* **Exercise instructions**
Locate all lines in the data below that hold "marker" and show them.
*** Material to process
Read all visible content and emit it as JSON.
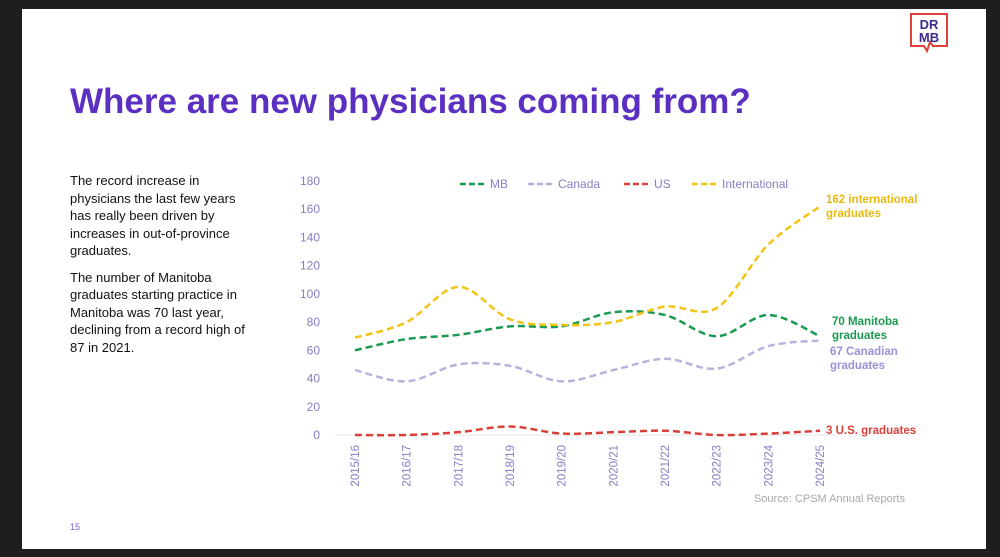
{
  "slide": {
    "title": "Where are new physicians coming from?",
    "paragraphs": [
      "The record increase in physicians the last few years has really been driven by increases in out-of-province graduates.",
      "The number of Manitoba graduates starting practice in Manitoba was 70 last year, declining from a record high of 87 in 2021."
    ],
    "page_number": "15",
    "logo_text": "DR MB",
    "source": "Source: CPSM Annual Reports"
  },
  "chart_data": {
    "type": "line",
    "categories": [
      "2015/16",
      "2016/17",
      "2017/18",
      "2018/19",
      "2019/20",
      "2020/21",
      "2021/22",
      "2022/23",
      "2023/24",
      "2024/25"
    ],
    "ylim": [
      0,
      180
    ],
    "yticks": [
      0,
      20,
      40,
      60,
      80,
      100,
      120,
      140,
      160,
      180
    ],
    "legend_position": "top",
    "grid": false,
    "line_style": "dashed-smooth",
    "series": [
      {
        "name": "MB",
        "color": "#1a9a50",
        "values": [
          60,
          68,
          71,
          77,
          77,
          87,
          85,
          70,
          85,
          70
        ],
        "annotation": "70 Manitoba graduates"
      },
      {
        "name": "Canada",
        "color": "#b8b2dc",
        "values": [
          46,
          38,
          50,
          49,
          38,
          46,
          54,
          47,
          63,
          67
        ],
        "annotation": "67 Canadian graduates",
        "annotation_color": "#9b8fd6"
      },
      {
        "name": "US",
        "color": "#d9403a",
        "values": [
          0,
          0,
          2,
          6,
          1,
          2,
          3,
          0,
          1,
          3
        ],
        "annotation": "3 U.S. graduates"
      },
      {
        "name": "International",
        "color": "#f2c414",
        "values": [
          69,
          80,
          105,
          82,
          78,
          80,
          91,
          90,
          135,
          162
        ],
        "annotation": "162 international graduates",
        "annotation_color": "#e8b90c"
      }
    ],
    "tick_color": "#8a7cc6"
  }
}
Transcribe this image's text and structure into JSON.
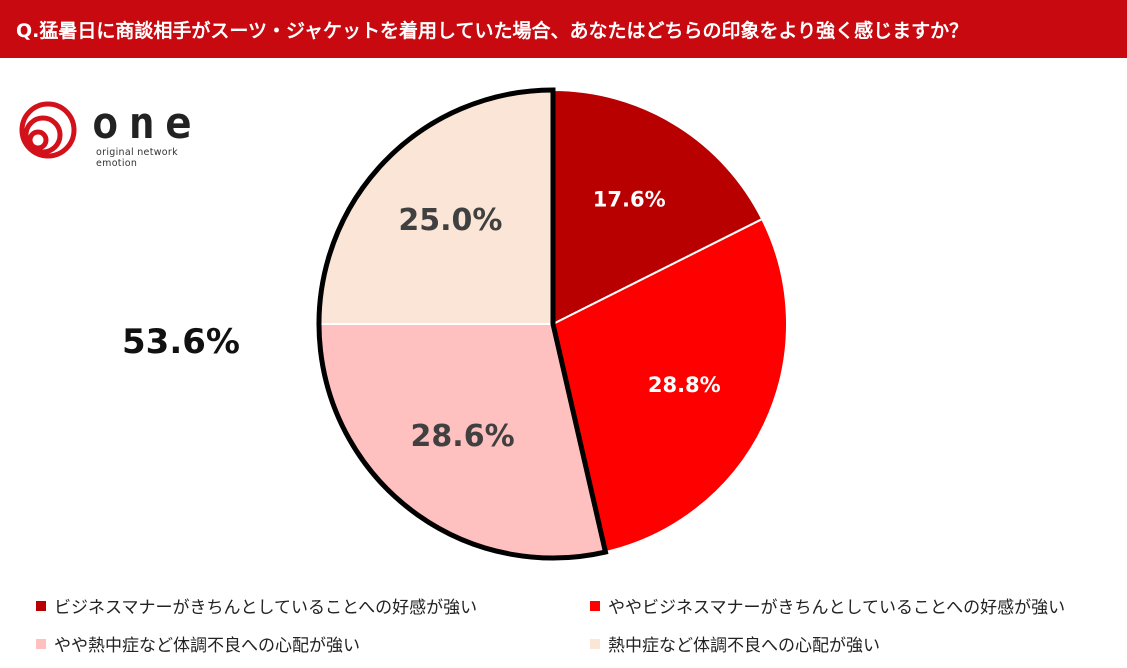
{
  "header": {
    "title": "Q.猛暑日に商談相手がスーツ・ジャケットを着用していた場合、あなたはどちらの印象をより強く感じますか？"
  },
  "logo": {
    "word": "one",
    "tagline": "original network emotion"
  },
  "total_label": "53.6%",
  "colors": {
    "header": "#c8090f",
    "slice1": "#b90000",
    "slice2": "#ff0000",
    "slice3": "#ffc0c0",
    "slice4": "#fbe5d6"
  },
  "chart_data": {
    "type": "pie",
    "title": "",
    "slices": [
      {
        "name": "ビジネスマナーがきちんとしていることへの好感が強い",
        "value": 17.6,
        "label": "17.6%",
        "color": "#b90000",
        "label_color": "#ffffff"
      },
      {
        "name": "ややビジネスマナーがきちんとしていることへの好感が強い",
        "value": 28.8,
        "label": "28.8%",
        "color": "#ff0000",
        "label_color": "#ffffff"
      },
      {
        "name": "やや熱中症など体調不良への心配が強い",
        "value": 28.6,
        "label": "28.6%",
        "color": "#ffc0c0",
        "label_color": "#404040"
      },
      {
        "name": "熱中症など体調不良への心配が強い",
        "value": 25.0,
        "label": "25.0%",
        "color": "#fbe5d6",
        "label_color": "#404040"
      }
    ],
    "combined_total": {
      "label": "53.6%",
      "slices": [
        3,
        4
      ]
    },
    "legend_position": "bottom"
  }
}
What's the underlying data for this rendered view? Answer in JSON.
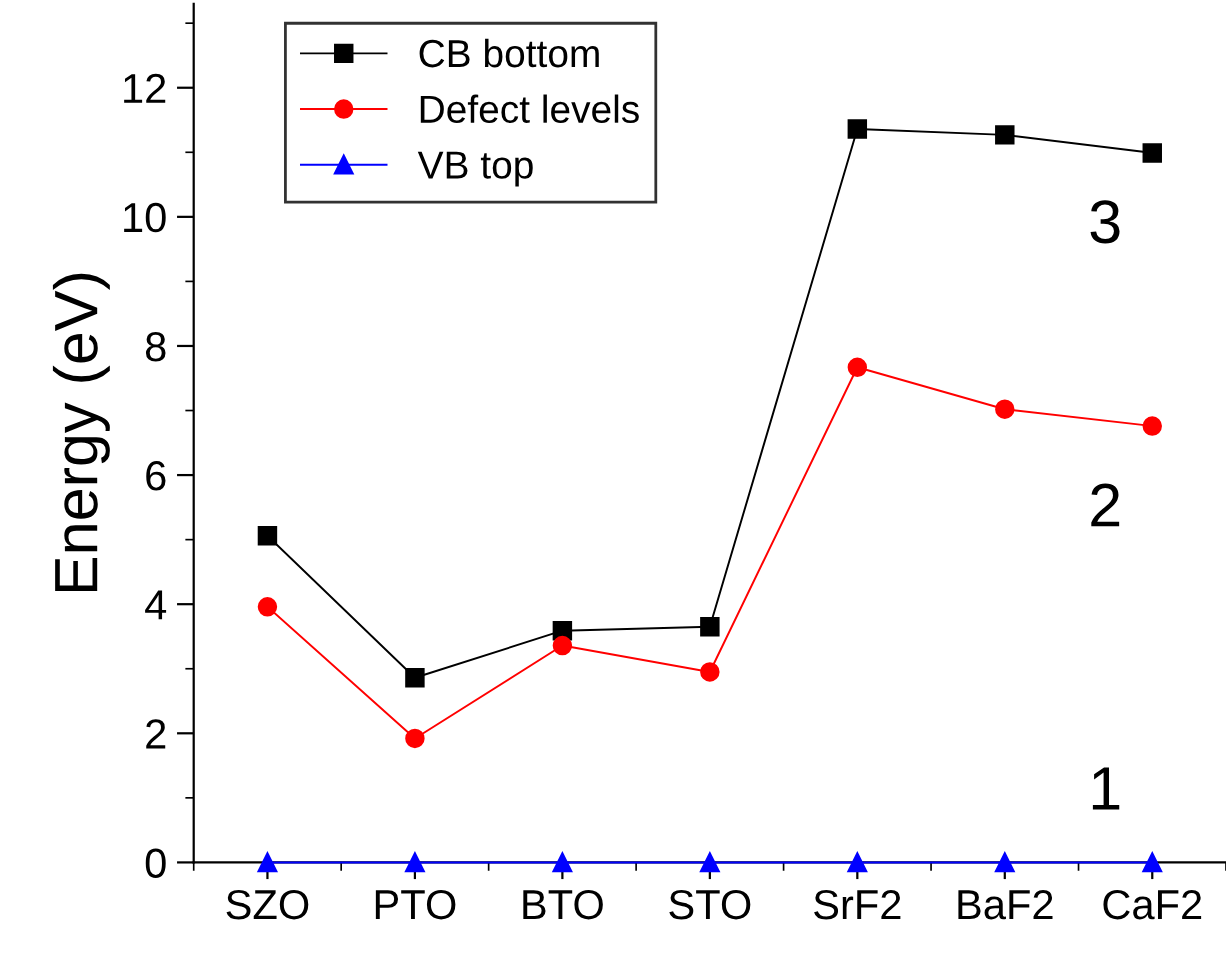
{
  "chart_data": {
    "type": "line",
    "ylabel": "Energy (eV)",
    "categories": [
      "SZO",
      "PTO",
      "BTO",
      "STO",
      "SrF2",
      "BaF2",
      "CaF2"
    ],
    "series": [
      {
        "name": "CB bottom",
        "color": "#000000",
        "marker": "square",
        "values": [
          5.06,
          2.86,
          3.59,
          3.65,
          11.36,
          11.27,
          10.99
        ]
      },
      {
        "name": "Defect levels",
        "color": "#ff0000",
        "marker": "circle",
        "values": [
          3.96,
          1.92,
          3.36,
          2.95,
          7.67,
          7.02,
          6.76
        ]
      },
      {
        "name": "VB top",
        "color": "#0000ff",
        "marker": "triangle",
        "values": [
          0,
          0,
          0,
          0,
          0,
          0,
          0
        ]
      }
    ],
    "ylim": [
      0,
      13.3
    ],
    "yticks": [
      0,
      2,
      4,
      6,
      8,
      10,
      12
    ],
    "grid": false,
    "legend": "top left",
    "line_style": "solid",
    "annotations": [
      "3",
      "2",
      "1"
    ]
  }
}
******
* **Response**
        "marker": "square",
        "marker": "circle",
        "marker": "triangle",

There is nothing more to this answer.